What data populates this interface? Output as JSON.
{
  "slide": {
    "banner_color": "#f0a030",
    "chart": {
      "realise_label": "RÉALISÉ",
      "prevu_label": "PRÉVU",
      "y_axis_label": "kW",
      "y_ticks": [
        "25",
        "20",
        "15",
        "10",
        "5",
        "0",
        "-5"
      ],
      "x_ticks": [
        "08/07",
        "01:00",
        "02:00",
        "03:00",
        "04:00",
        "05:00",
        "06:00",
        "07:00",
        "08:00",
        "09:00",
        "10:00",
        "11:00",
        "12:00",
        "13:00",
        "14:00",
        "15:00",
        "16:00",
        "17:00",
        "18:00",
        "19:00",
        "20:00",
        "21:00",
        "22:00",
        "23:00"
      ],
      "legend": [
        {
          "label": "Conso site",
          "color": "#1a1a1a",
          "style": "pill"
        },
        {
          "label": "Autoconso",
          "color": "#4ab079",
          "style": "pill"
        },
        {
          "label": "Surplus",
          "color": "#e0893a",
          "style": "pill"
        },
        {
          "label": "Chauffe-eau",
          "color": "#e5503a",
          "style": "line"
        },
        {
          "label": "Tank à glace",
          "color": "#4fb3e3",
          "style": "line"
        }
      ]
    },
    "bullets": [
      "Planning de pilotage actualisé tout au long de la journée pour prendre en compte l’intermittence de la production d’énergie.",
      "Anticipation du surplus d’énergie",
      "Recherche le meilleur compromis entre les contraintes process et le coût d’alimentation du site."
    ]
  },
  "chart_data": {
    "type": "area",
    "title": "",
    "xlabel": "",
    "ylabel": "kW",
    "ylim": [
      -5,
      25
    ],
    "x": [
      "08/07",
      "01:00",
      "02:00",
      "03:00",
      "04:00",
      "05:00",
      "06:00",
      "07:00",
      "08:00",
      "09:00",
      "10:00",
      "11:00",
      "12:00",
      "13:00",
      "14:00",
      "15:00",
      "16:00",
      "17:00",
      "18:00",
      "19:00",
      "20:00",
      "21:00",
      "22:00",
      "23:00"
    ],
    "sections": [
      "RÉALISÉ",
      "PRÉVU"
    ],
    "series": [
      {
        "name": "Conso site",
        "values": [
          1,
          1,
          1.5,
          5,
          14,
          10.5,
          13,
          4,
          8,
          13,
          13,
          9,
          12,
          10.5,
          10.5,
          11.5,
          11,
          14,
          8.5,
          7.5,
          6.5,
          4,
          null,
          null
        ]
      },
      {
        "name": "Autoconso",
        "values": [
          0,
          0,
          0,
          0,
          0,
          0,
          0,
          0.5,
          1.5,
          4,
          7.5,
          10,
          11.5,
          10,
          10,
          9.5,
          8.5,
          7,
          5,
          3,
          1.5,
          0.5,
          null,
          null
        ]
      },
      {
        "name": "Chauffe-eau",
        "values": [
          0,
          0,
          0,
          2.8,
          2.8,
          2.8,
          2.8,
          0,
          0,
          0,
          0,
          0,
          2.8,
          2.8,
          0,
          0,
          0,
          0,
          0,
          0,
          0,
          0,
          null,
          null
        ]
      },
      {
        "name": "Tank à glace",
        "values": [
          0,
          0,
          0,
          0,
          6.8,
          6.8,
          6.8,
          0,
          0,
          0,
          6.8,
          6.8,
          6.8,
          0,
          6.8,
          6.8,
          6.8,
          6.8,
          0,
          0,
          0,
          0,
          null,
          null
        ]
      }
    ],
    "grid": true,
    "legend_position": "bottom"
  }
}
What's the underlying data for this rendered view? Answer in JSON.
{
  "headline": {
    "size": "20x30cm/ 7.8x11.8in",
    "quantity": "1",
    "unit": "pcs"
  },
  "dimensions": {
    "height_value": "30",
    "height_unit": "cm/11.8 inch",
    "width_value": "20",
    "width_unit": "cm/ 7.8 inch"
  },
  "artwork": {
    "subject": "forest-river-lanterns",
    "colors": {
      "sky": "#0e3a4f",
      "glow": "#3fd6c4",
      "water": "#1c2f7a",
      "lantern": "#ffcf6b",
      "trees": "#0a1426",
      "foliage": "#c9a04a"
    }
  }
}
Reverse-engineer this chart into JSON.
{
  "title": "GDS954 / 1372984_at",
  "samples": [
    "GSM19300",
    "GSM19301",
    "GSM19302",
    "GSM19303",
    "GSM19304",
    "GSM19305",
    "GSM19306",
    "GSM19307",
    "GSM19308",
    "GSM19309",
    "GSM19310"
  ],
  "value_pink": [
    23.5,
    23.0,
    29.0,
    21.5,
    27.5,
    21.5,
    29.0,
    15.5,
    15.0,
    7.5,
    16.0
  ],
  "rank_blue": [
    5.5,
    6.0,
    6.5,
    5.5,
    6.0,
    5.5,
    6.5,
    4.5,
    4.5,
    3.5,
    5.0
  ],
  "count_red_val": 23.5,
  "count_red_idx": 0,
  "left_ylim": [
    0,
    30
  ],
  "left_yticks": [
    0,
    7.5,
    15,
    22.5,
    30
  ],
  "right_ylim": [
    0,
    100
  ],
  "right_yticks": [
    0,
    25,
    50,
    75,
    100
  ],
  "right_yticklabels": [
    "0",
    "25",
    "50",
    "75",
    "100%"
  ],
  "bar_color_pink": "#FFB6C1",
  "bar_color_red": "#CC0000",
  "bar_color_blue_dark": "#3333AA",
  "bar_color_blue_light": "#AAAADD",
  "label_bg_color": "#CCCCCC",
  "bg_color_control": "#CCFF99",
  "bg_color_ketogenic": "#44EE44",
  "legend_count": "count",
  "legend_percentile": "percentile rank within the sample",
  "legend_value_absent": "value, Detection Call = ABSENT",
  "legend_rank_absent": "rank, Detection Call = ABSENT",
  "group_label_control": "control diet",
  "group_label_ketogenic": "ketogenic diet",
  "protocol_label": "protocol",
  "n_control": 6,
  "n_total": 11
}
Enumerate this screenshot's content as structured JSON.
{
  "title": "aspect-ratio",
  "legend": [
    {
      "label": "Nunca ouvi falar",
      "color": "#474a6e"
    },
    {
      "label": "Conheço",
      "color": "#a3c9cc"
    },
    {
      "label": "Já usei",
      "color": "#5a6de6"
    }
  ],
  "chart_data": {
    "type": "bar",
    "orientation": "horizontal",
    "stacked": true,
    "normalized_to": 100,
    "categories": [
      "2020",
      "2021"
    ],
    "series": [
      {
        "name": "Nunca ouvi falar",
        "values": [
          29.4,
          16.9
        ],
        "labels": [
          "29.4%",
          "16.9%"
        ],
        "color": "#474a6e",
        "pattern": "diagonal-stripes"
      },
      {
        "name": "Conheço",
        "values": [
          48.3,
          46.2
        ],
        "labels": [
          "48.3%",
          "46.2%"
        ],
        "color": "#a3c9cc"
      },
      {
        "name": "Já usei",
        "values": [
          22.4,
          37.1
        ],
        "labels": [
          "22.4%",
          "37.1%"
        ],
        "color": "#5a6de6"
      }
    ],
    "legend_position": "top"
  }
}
* * *
• What you should do
Go through the listing and copy all of it exactly.

• Task response
What data populates this interface? Output as JSON.
{
  "slide": {
    "banner_color": "#f0a030",
    "chart": {
      "realise_label": "RÉALISÉ",
      "prevu_label": "PRÉVU",
      "y_axis_label": "kW",
      "y_ticks": [
        "25",
        "20",
        "15",
        "10",
        "5",
        "0",
        "-5"
      ],
      "x_ticks": [
        "08/07",
        "01:00",
        "02:00",
        "03:00",
        "04:00",
        "05:00",
        "06:00",
        "07:00",
        "08:00",
        "09:00",
        "10:00",
        "11:00",
        "12:00",
        "13:00",
        "14:00",
        "15:00",
        "16:00",
        "17:00",
        "18:00",
        "19:00",
        "20:00",
        "21:00",
        "22:00",
        "23:00"
      ],
      "legend": [
        {
          "label": "Conso site",
          "color": "#1a1a1a",
          "style": "pill"
        },
        {
          "label": "Autoconso",
          "color": "#4ab079",
          "style": "pill"
        },
        {
          "label": "Surplus",
          "color": "#e0893a",
          "style": "pill"
        },
        {
          "label": "Chauffe-eau",
          "color": "#e5503a",
          "style": "line"
        },
        {
          "label": "Tank à glace",
          "color": "#4fb3e3",
          "style": "line"
        }
      ]
    },
    "bullets": [
      "Planning de pilotage actualisé tout au long de la journée pour prendre en compte l’intermittence de la production d’énergie.",
      "Anticipation du surplus d’énergie",
      "Recherche le meilleur compromis entre les contraintes process et le coût d’alimentation du site."
    ]
  },
  "chart_data": {
    "type": "area",
    "title": "",
    "xlabel": "",
    "ylabel": "kW",
    "ylim": [
      -5,
      25
    ],
    "x": [
      "08/07",
      "01:00",
      "02:00",
      "03:00",
      "04:00",
      "05:00",
      "06:00",
      "07:00",
      "08:00",
      "09:00",
      "10:00",
      "11:00",
      "12:00",
      "13:00",
      "14:00",
      "15:00",
      "16:00",
      "17:00",
      "18:00",
      "19:00",
      "20:00",
      "21:00",
      "22:00",
      "23:00"
    ],
    "sections": [
      "RÉALISÉ",
      "PRÉVU"
    ],
    "series": [
      {
        "name": "Conso site",
        "values": [
          1,
          1,
          1.5,
          5,
          14,
          10.5,
          13,
          4,
          8,
          13,
          13,
          9,
          12,
          10.5,
          10.5,
          11.5,
          11,
          14,
          8.5,
          7.5,
          6.5,
          4,
          null,
          null
        ]
      },
      {
        "name": "Autoconso",
        "values": [
          0,
          0,
          0,
          0,
          0,
          0,
          0,
          0.5,
          1.5,
          4,
          7.5,
          10,
          11.5,
          10,
          10,
          9.5,
          8.5,
          7,
          5,
          3,
          1.5,
          0.5,
          null,
          null
        ]
      },
      {
        "name": "Chauffe-eau",
        "values": [
          0,
          0,
          0,
          2.8,
          2.8,
          2.8,
          2.8,
          0,
          0,
          0,
          0,
          0,
          2.8,
          2.8,
          0,
          0,
          0,
          0,
          0,
          0,
          0,
          0,
          null,
          null
        ]
      },
      {
        "name": "Tank à glace",
        "values": [
          0,
          0,
          0,
          0,
          6.8,
          6.8,
          6.8,
          0,
          0,
          0,
          6.8,
          6.8,
          6.8,
          0,
          6.8,
          6.8,
          6.8,
          6.8,
          0,
          0,
          0,
          0,
          null,
          null
        ]
      }
    ],
    "grid": true,
    "legend_position": "bottom"
  }
}
What's the underlying data for this rendered view? Answer in JSON.
{
  "headline": {
    "size": "20x30cm/ 7.8x11.8in",
    "quantity": "1",
    "unit": "pcs"
  },
  "dimensions": {
    "height_value": "30",
    "height_unit": "cm/11.8 inch",
    "width_value": "20",
    "width_unit": "cm/ 7.8 inch"
  },
  "artwork": {
    "subject": "forest-river-lanterns",
    "colors": {
      "sky": "#0e3a4f",
      "glow": "#3fd6c4",
      "water": "#1c2f7a",
      "lantern": "#ffcf6b",
      "trees": "#0a1426",
      "foliage": "#c9a04a"
    }
  }
}
Reverse-engineer this chart into JSON.
{
  "title": "GDS954 / 1372984_at",
  "samples": [
    "GSM19300",
    "GSM19301",
    "GSM19302",
    "GSM19303",
    "GSM19304",
    "GSM19305",
    "GSM19306",
    "GSM19307",
    "GSM19308",
    "GSM19309",
    "GSM19310"
  ],
  "value_pink": [
    23.5,
    23.0,
    29.0,
    21.5,
    27.5,
    21.5,
    29.0,
    15.5,
    15.0,
    7.5,
    16.0
  ],
  "rank_blue": [
    5.5,
    6.0,
    6.5,
    5.5,
    6.0,
    5.5,
    6.5,
    4.5,
    4.5,
    3.5,
    5.0
  ],
  "count_red_val": 23.5,
  "count_red_idx": 0,
  "left_ylim": [
    0,
    30
  ],
  "left_yticks": [
    0,
    7.5,
    15,
    22.5,
    30
  ],
  "right_ylim": [
    0,
    100
  ],
  "right_yticks": [
    0,
    25,
    50,
    75,
    100
  ],
  "right_yticklabels": [
    "0",
    "25",
    "50",
    "75",
    "100%"
  ],
  "bar_color_pink": "#FFB6C1",
  "bar_color_red": "#CC0000",
  "bar_color_blue_dark": "#3333AA",
  "bar_color_blue_light": "#AAAADD",
  "label_bg_color": "#CCCCCC",
  "bg_color_control": "#CCFF99",
  "bg_color_ketogenic": "#44EE44",
  "legend_count": "count",
  "legend_percentile": "percentile rank within the sample",
  "legend_value_absent": "value, Detection Call = ABSENT",
  "legend_rank_absent": "rank, Detection Call = ABSENT",
  "group_label_control": "control diet",
  "group_label_ketogenic": "ketogenic diet",
  "protocol_label": "protocol",
  "n_control": 6,
  "n_total": 11
}
Enumerate this screenshot's content as structured JSON.
{
  "title": "aspect-ratio",
  "legend": [
    {
      "label": "Nunca ouvi falar",
      "color": "#474a6e"
    },
    {
      "label": "Conheço",
      "color": "#a3c9cc"
    },
    {
      "label": "Já usei",
      "color": "#5a6de6"
    }
  ],
  "chart_data": {
    "type": "bar",
    "orientation": "horizontal",
    "stacked": true,
    "normalized_to": 100,
    "categories": [
      "2020",
      "2021"
    ],
    "series": [
      {
        "name": "Nunca ouvi falar",
        "values": [
          29.4,
          16.9
        ],
        "labels": [
          "29.4%",
          "16.9%"
        ],
        "color": "#474a6e",
        "pattern": "diagonal-stripes"
      },
      {
        "name": "Conheço",
        "values": [
          48.3,
          46.2
        ],
        "labels": [
          "48.3%",
          "46.2%"
        ],
        "color": "#a3c9cc"
      },
      {
        "name": "Já usei",
        "values": [
          22.4,
          37.1
        ],
        "labels": [
          "22.4%",
          "37.1%"
        ],
        "color": "#5a6de6"
      }
    ],
    "legend_position": "top"
  }
}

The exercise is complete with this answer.